WRITTEN REQUEST:
Copy out, from the entries below, each line holding the string "полимеризацию".

## start

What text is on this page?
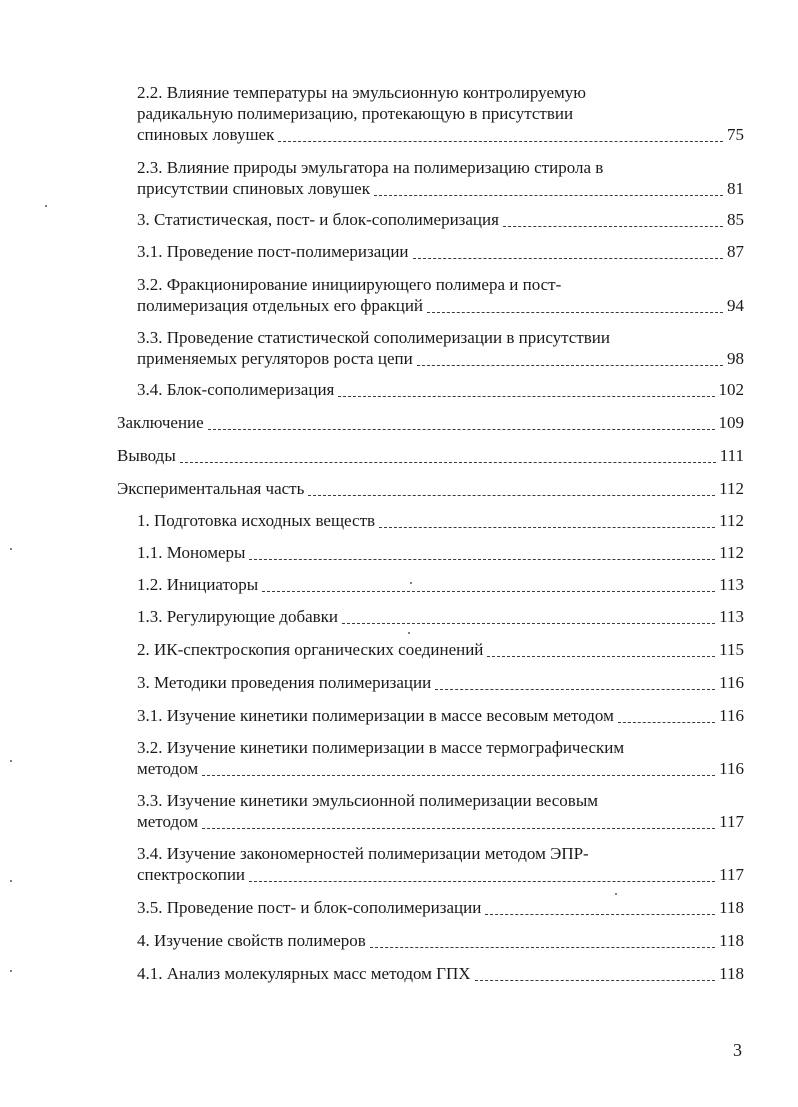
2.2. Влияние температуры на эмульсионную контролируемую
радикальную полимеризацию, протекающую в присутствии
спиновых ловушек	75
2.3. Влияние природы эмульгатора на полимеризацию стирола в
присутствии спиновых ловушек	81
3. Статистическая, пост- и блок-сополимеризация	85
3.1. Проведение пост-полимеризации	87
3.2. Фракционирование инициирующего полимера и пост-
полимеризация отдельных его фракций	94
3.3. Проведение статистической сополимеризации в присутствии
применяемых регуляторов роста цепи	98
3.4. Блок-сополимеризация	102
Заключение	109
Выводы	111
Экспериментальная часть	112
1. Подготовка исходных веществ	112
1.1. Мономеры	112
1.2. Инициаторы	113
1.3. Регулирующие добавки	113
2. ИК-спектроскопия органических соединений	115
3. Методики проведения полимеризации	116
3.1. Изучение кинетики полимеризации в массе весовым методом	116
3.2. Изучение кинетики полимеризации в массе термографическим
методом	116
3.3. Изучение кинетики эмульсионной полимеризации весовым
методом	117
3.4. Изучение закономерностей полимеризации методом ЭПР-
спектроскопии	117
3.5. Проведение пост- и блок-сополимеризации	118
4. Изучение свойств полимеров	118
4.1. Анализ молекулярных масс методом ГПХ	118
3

## end
## start

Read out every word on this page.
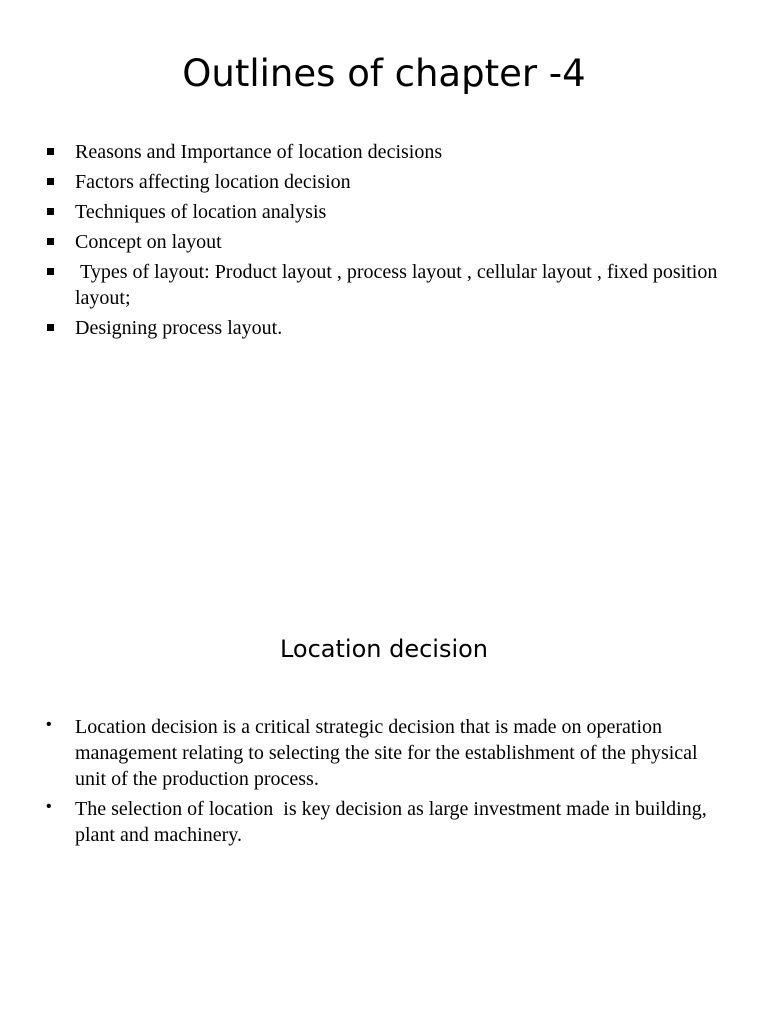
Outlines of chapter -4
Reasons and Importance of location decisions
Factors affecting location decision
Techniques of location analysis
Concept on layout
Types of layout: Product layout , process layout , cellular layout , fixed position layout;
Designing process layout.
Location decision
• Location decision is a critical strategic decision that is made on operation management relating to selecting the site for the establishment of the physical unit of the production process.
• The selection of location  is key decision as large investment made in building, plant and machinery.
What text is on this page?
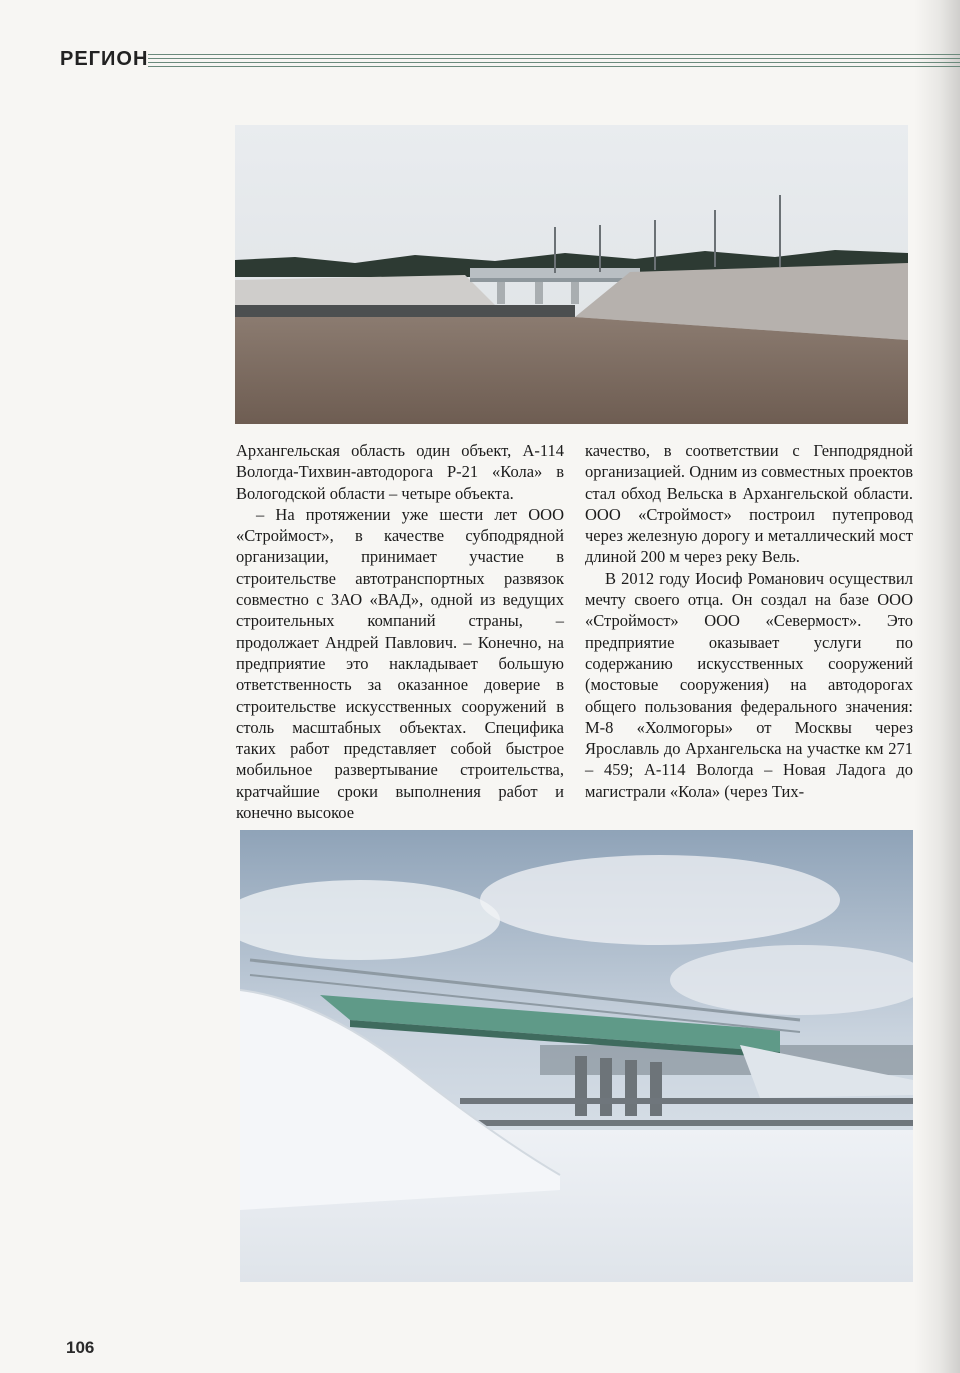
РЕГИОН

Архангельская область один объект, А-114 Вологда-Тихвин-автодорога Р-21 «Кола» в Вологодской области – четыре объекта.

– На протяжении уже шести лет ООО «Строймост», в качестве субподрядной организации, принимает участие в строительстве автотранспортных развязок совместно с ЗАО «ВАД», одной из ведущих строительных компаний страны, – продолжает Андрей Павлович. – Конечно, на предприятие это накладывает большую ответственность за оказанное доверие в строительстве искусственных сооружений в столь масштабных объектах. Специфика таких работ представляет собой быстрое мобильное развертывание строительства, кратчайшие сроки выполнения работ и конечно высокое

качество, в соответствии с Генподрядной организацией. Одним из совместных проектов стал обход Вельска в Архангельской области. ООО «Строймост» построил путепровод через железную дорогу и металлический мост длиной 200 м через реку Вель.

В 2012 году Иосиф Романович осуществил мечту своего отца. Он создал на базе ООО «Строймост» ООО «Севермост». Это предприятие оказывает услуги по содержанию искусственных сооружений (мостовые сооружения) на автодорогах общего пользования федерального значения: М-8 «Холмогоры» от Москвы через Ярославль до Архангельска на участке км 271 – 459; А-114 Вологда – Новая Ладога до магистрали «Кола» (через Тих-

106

## end

THE COMPLETED TASK:
радикальную полимеризацию, протекающую в присутствии
2.3. Влияние природы эмульгатора на полимеризацию стирола в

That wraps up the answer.